Saved data entries:
----------------

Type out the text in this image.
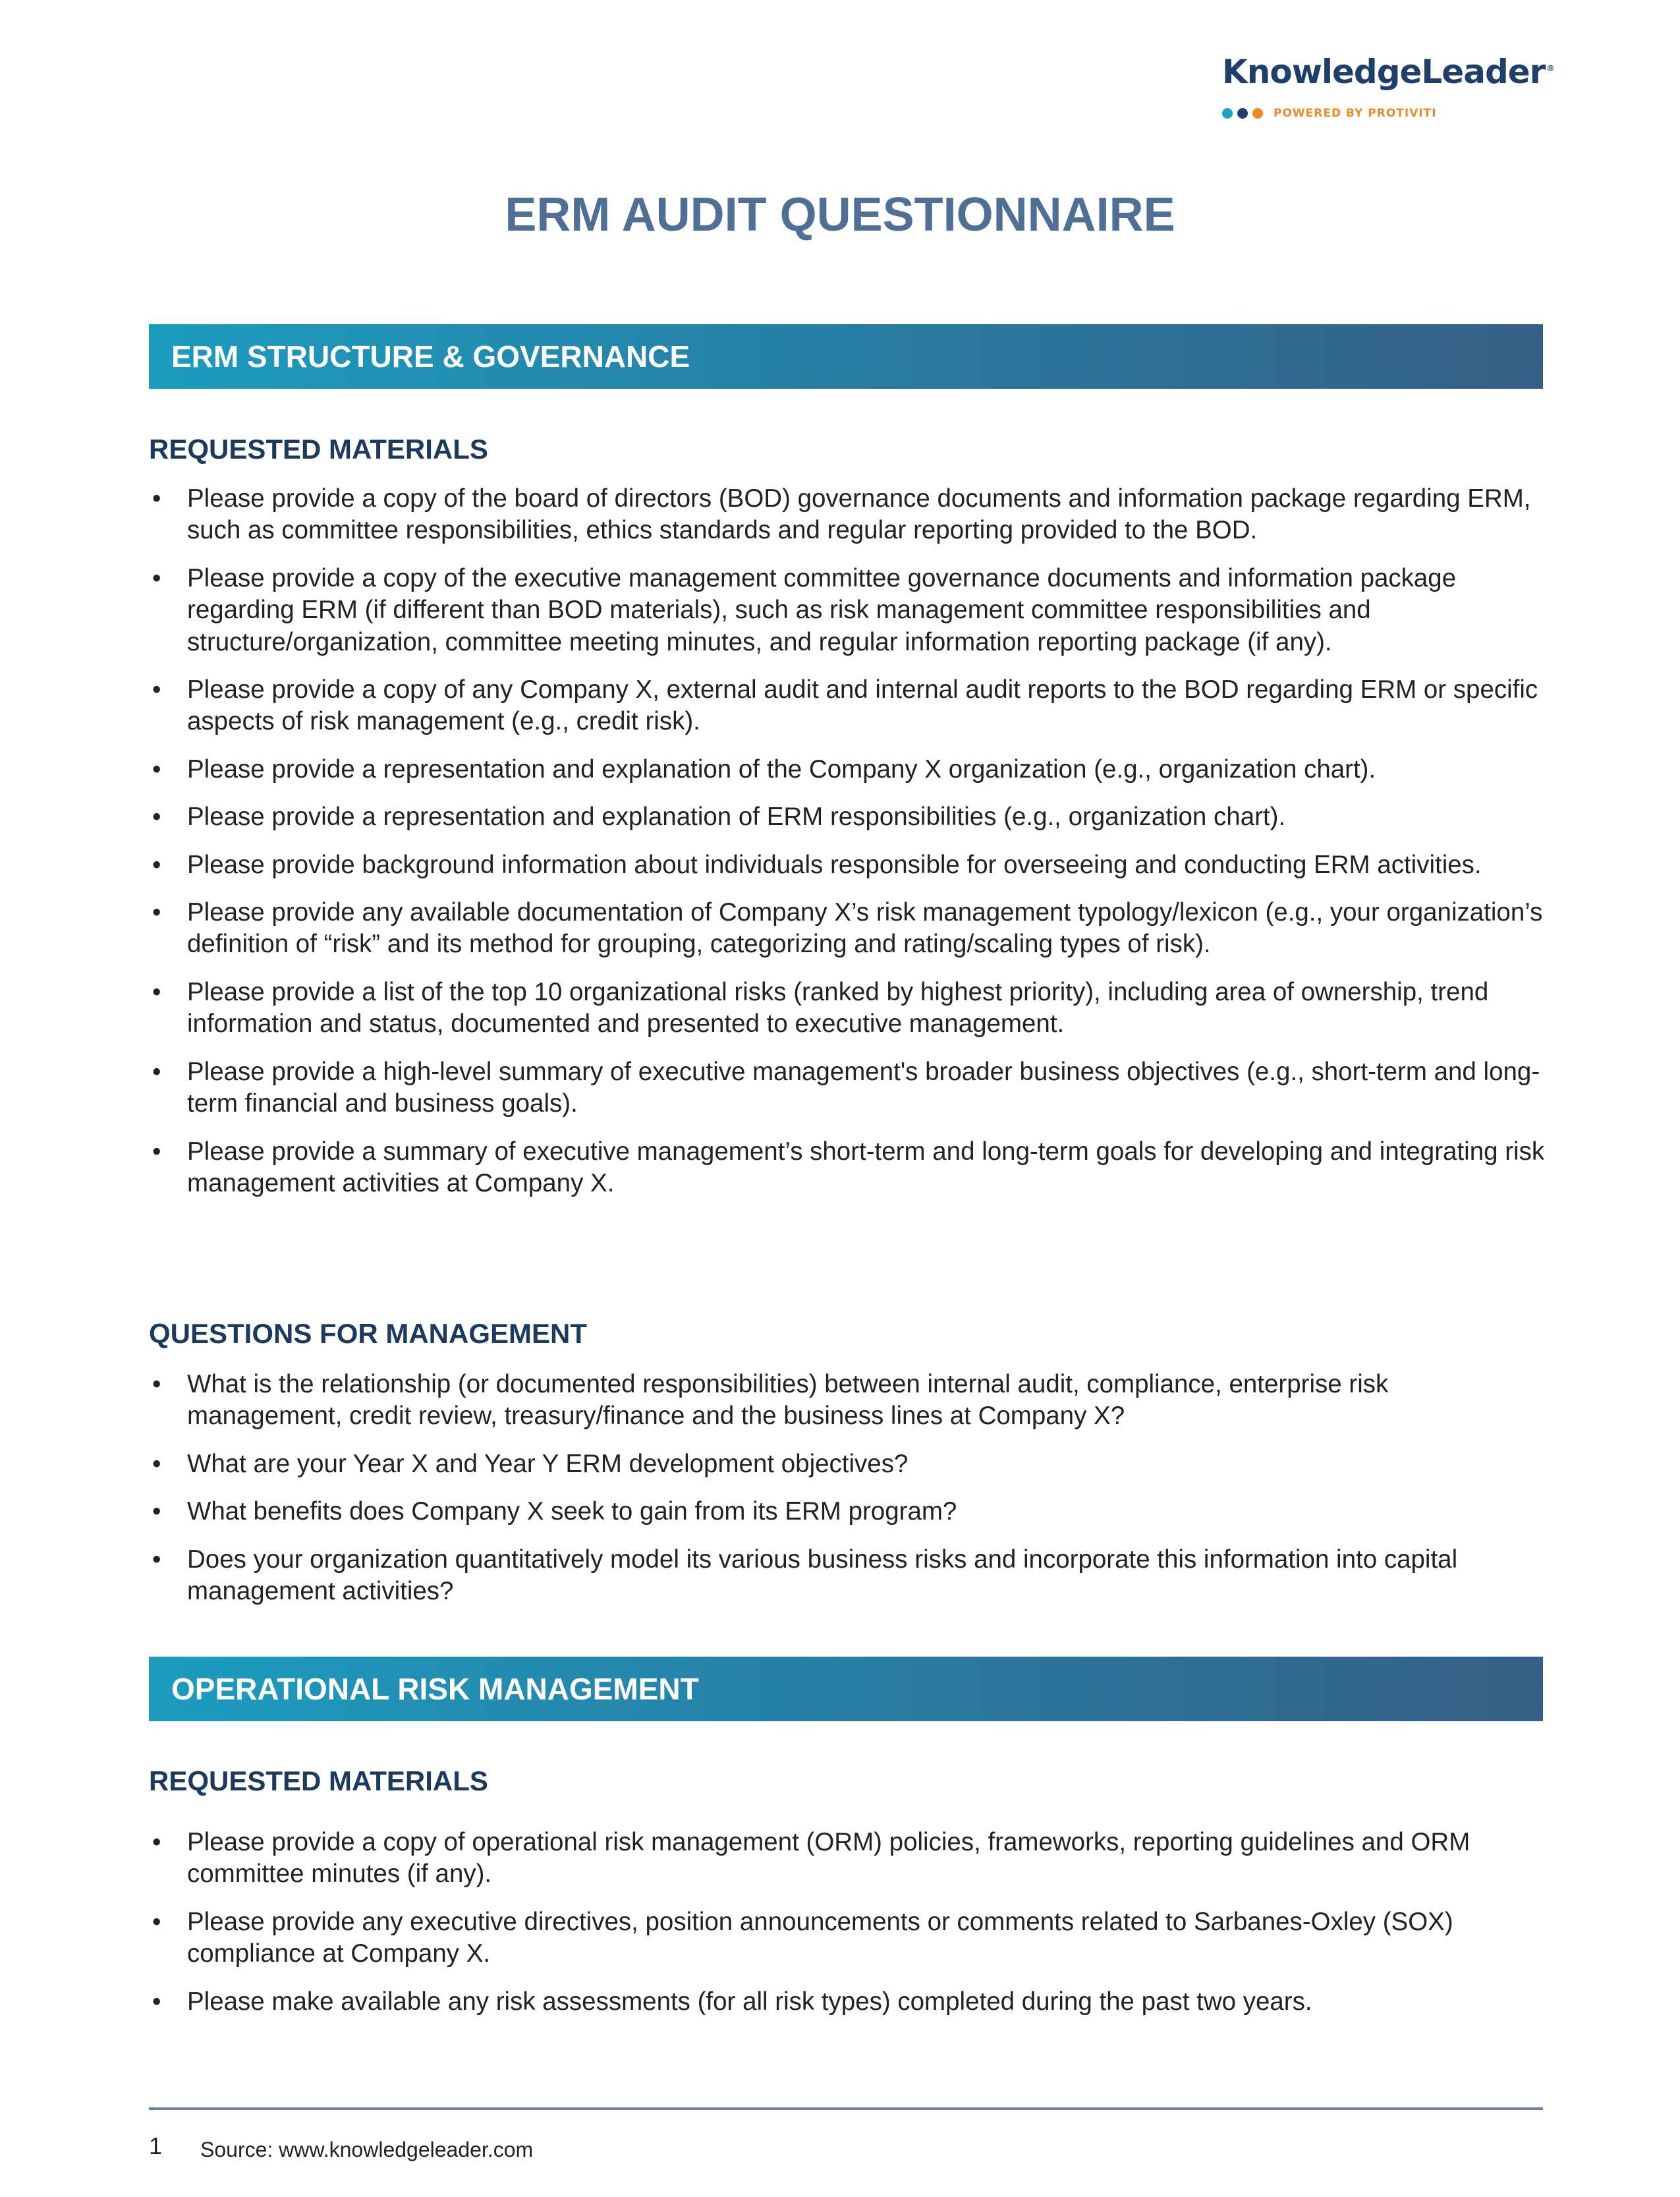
KnowledgeLeader ®
POWERED BY PROTIVITI
ERM AUDIT QUESTIONNAIRE
ERM STRUCTURE & GOVERNANCE
REQUESTED MATERIALS
• Please provide a copy of the board of directors (BOD) governance documents and information package regarding ERM, such as committee responsibilities, ethics standards and regular reporting provided to the BOD.
• Please provide a copy of the executive management committee governance documents and information package regarding ERM (if different than BOD materials), such as risk management committee responsibilities and structure/organization, committee meeting minutes, and regular information reporting package (if any).
• Please provide a copy of any Company X, external audit and internal audit reports to the BOD regarding ERM or specific aspects of risk management (e.g., credit risk).
• Please provide a representation and explanation of the Company X organization (e.g., organization chart).
• Please provide a representation and explanation of ERM responsibilities (e.g., organization chart).
• Please provide background information about individuals responsible for overseeing and conducting ERM activities.
• Please provide any available documentation of Company X’s risk management typology/lexicon (e.g., your organization’s definition of “risk” and its method for grouping, categorizing and rating/scaling types of risk).
• Please provide a list of the top 10 organizational risks (ranked by highest priority), including area of ownership, trend information and status, documented and presented to executive management.
• Please provide a high-level summary of executive management's broader business objectives (e.g., short-term and long-term financial and business goals).
• Please provide a summary of executive management’s short-term and long-term goals for developing and integrating risk management activities at Company X.
QUESTIONS FOR MANAGEMENT
• What is the relationship (or documented responsibilities) between internal audit, compliance, enterprise risk management, credit review, treasury/finance and the business lines at Company X?
• What are your Year X and Year Y ERM development objectives?
• What benefits does Company X seek to gain from its ERM program?
• Does your organization quantitatively model its various business risks and incorporate this information into capital management activities?
OPERATIONAL RISK MANAGEMENT
REQUESTED MATERIALS
• Please provide a copy of operational risk management (ORM) policies, frameworks, reporting guidelines and ORM committee minutes (if any).
• Please provide any executive directives, position announcements or comments related to Sarbanes-Oxley (SOX) compliance at Company X.
• Please make available any risk assessments (for all risk types) completed during the past two years.
1 Source: www.knowledgeleader.com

----------------

=== TASK OBJECTIVE ===
Check each line of the records for "documented" and copy the ones that contain it.

=== SOLVED EXERCISE ===
• Please provide a list of the top 10 organizational risks (ranked by highest priority), including area of ownership, trend information and status, documented and presented to executive management.
• What is the relationship (or documented responsibilities) between internal audit, compliance, enterprise risk management, credit review, treasury/finance and the business lines at Company X?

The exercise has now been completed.